→ **Stated goal**
Locate the string "домовете" in the records below. Copy every line where it occurs.

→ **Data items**
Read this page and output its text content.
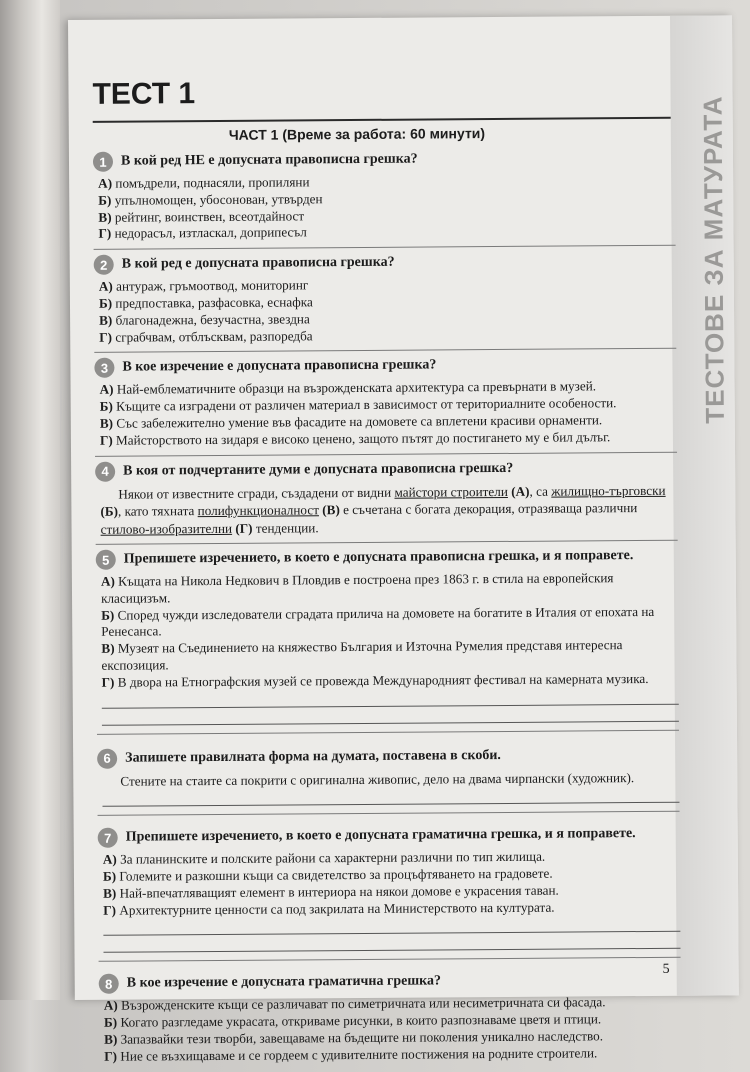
ТЕСТОВЕ ЗА МАТУРАТА
ТЕСТ 1
ЧАСТ 1 (Време за работа: 60 минути)
1	В кой ред НЕ е допусната правописна грешка?
А) помъдрели, поднасяли, пропиляни
Б) упълномощен, убосонован, утвърден
В) рейтинг, воинствен, всеотдайност
Г) недорасъл, изтласкал, доприпесъл
2	В кой ред е допусната правописна грешка?
А) антураж, гръмоотвод, мониторинг
Б) предпоставка, разфасовка, еснафка
В) благонадежна, безучастна, звездна
Г) сграбчвам, отблъсквам, разпоредба
3	В кое изречение е допусната правописна грешка?
А) Най-емблематичните образци на възрожденската архитектура са превърнати в музей.
Б) Къщите са изградени от различен материал в зависимост от териториалните особености.
В) Със забележително умение във фасадите на домовете са вплетени красиви орнаменти.
Г) Майсторството на зидаря е високо ценено, защото пътят до постигането му е бил дълъг.
4	В коя от подчертаните думи е допусната правописна грешка?
Някои от известните сгради, създадени от видни майстори строители (А), са жилищно-търговски (Б), като тяхната полифункционалност (В) е съчетана с богата декорация, отразяваща различни стилово-изобразителни (Г) тенденции.
5	Препишете изречението, в което е допусната правописна грешка, и я поправете.
А) Къщата на Никола Недкович в Пловдив е построена през 1863 г. в стила на европейския класицизъм.
Б) Според чужди изследователи сградата прилича на домовете на богатите в Италия от епохата на Ренесанса.
В) Музеят на Съединението на княжество България и Източна Румелия представя интересна експозиция.
Г) В двора на Етнографския музей се провежда Международният фестивал на камерната музика.
6	Запишете правилната форма на думата, поставена в скоби.
Стените на стаите са покрити с оригинална живопис, дело на двама чирпански (художник).
7	Препишете изречението, в което е допусната граматична грешка, и я поправете.
А) За планинските и полските райони са характерни различни по тип жилища.
Б) Големите и разкошни къщи са свидетелство за процъфтяването на градовете.
В) Най-впечатляващият елемент в интериора на някои домове е украсения таван.
Г) Архитектурните ценности са под закрилата на Министерството на културата.
8	В кое изречение е допусната граматична грешка?
А) Възрожденските къщи се различават по симетричната или несиметричната си фасада.
Б) Когато разгледаме украсата, откриваме рисунки, в които разпознаваме цветя и птици.
В) Запазвайки тези творби, завещаваме на бъдещите ни поколения уникално наследство.
Г) Ние се възхищаваме и се гордеем с удивителните постижения на родните строители.
5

→ **Reply**
В) Със забележително умение във фасадите на домовете са вплетени красиви орнаменти.
Б) Според чужди изследователи сградата прилича на домовете на богатите в Италия от епохата на Ренесанса.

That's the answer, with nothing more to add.